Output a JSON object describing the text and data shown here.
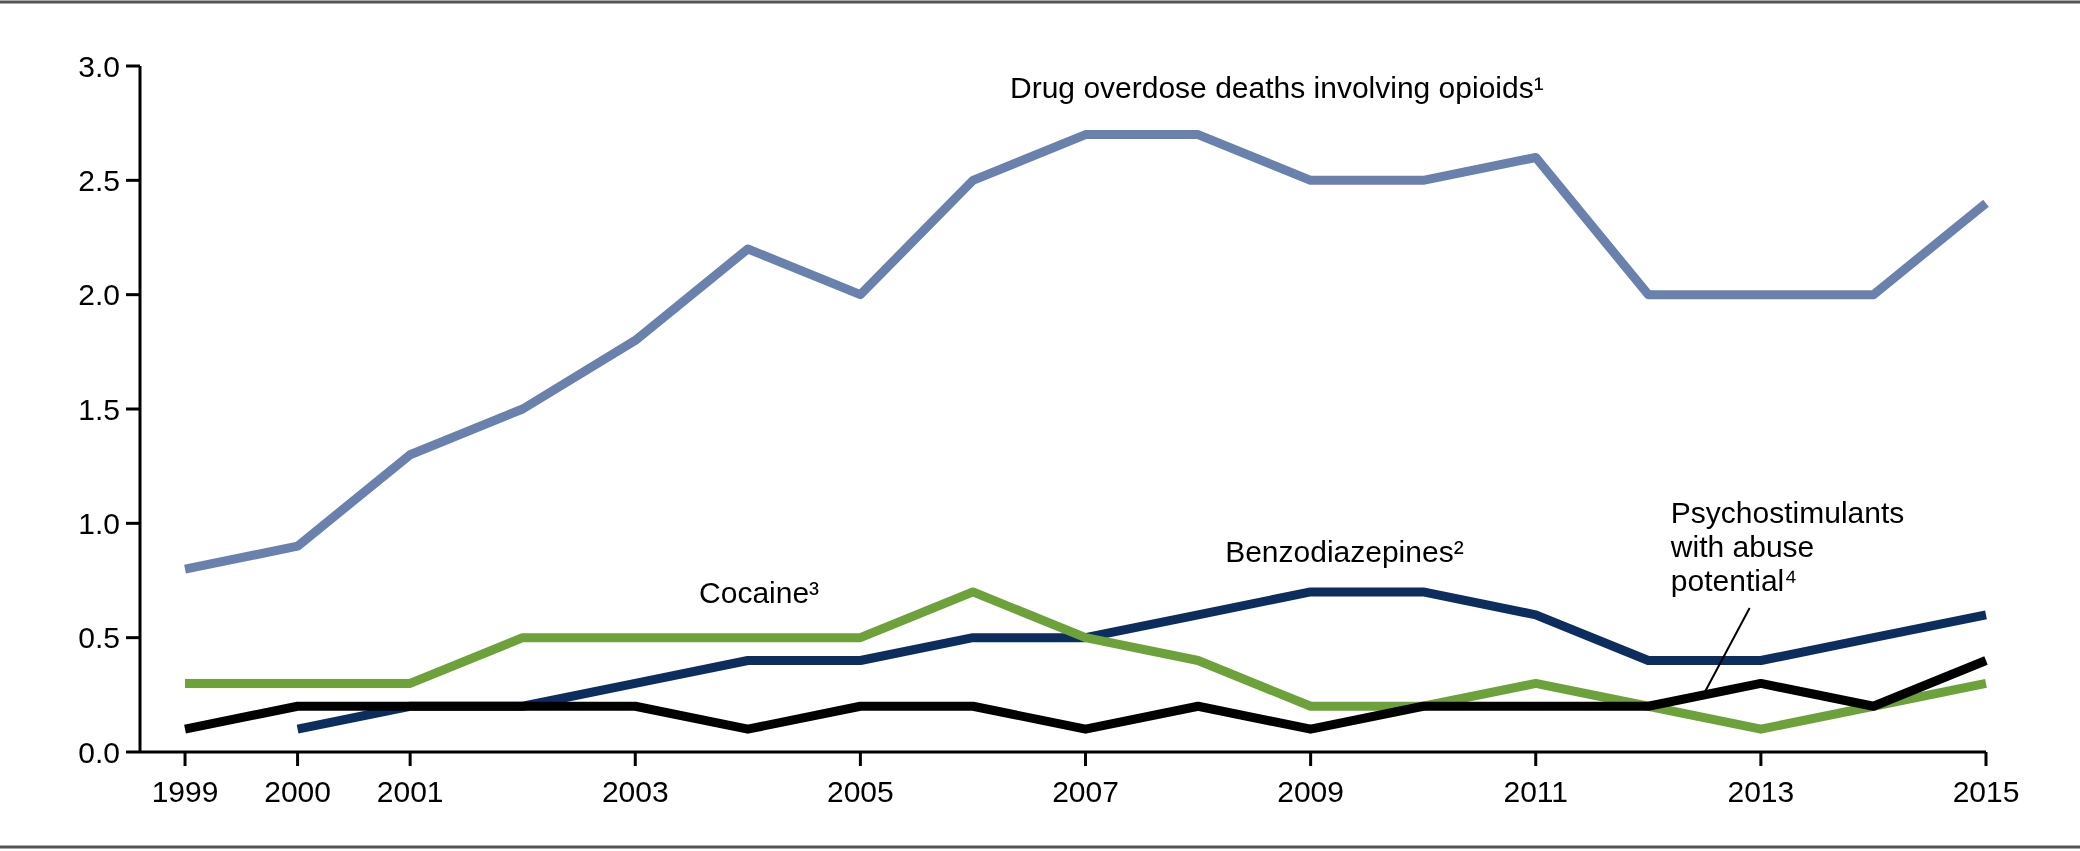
{
  "chart_data": {
    "type": "line",
    "x": [
      1999,
      2000,
      2001,
      2002,
      2003,
      2004,
      2005,
      2006,
      2007,
      2008,
      2009,
      2010,
      2011,
      2012,
      2013,
      2014,
      2015
    ],
    "series": [
      {
        "name": "Drug overdose deaths involving opioids¹",
        "color": "#6a80ad",
        "values": [
          0.8,
          0.9,
          1.3,
          1.5,
          1.8,
          2.2,
          2.0,
          2.5,
          2.7,
          2.7,
          2.5,
          2.5,
          2.6,
          2.0,
          2.0,
          2.0,
          2.4
        ]
      },
      {
        "name": "Benzodiazepines²",
        "color": "#0d2d5e",
        "values": [
          null,
          0.1,
          0.2,
          0.2,
          0.3,
          0.4,
          0.4,
          0.5,
          0.5,
          0.6,
          0.7,
          0.7,
          0.6,
          0.4,
          0.4,
          0.5,
          0.6
        ]
      },
      {
        "name": "Cocaine³",
        "color": "#6da13a",
        "values": [
          0.3,
          0.3,
          0.3,
          0.5,
          0.5,
          0.5,
          0.5,
          0.7,
          0.5,
          0.4,
          0.2,
          0.2,
          0.3,
          0.2,
          0.1,
          0.2,
          0.3
        ]
      },
      {
        "name": "Psychostimulants with abuse potential⁴",
        "color": "#000000",
        "values": [
          0.1,
          0.2,
          0.2,
          0.2,
          0.2,
          0.1,
          0.2,
          0.2,
          0.1,
          0.2,
          0.1,
          0.2,
          0.2,
          0.2,
          0.3,
          0.2,
          0.4
        ]
      }
    ],
    "xlim": [
      1998.6,
      2015
    ],
    "xticks": [
      1999,
      2000,
      2001,
      2003,
      2005,
      2007,
      2009,
      2011,
      2013,
      2015
    ],
    "ylim": [
      0,
      3
    ],
    "yticks": [
      {
        "value": 0,
        "label": "0.0"
      },
      {
        "value": 0.5,
        "label": "0.5"
      },
      {
        "value": 1,
        "label": "1.0"
      },
      {
        "value": 1.5,
        "label": "1.5"
      },
      {
        "value": 2,
        "label": "2.0"
      },
      {
        "value": 2.5,
        "label": "2.5"
      },
      {
        "value": 3,
        "label": "3.0"
      }
    ],
    "grid": false,
    "marker": "none",
    "line_style": "solid"
  }
}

----

Would you return the data exactly as written, without the pictures?

# WRITTEN ANSWER
Output a JSON object describing the text and data shown here.
{
  "chart_data": {
    "type": "line",
    "x": [
      1999,
      2000,
      2001,
      2002,
      2003,
      2004,
      2005,
      2006,
      2007,
      2008,
      2009,
      2010,
      2011,
      2012,
      2013,
      2014,
      2015
    ],
    "series": [
      {
        "name": "Drug overdose deaths involving opioids¹",
        "color": "#6a80ad",
        "values": [
          0.8,
          0.9,
          1.3,
          1.5,
          1.8,
          2.2,
          2.0,
          2.5,
          2.7,
          2.7,
          2.5,
          2.5,
          2.6,
          2.0,
          2.0,
          2.0,
          2.4
        ]
      },
      {
        "name": "Benzodiazepines²",
        "color": "#0d2d5e",
        "values": [
          null,
          0.1,
          0.2,
          0.2,
          0.3,
          0.4,
          0.4,
          0.5,
          0.5,
          0.6,
          0.7,
          0.7,
          0.6,
          0.4,
          0.4,
          0.5,
          0.6
        ]
      },
      {
        "name": "Cocaine³",
        "color": "#6da13a",
        "values": [
          0.3,
          0.3,
          0.3,
          0.5,
          0.5,
          0.5,
          0.5,
          0.7,
          0.5,
          0.4,
          0.2,
          0.2,
          0.3,
          0.2,
          0.1,
          0.2,
          0.3
        ]
      },
      {
        "name": "Psychostimulants with abuse potential⁴",
        "color": "#000000",
        "values": [
          0.1,
          0.2,
          0.2,
          0.2,
          0.2,
          0.1,
          0.2,
          0.2,
          0.1,
          0.2,
          0.1,
          0.2,
          0.2,
          0.2,
          0.3,
          0.2,
          0.4
        ]
      }
    ],
    "xlim": [
      1998.6,
      2015
    ],
    "xticks": [
      1999,
      2000,
      2001,
      2003,
      2005,
      2007,
      2009,
      2011,
      2013,
      2015
    ],
    "ylim": [
      0,
      3
    ],
    "yticks": [
      {
        "value": 0,
        "label": "0.0"
      },
      {
        "value": 0.5,
        "label": "0.5"
      },
      {
        "value": 1,
        "label": "1.0"
      },
      {
        "value": 1.5,
        "label": "1.5"
      },
      {
        "value": 2,
        "label": "2.0"
      },
      {
        "value": 2.5,
        "label": "2.5"
      },
      {
        "value": 3,
        "label": "3.0"
      }
    ],
    "grid": false,
    "marker": "none",
    "line_style": "solid"
  }
}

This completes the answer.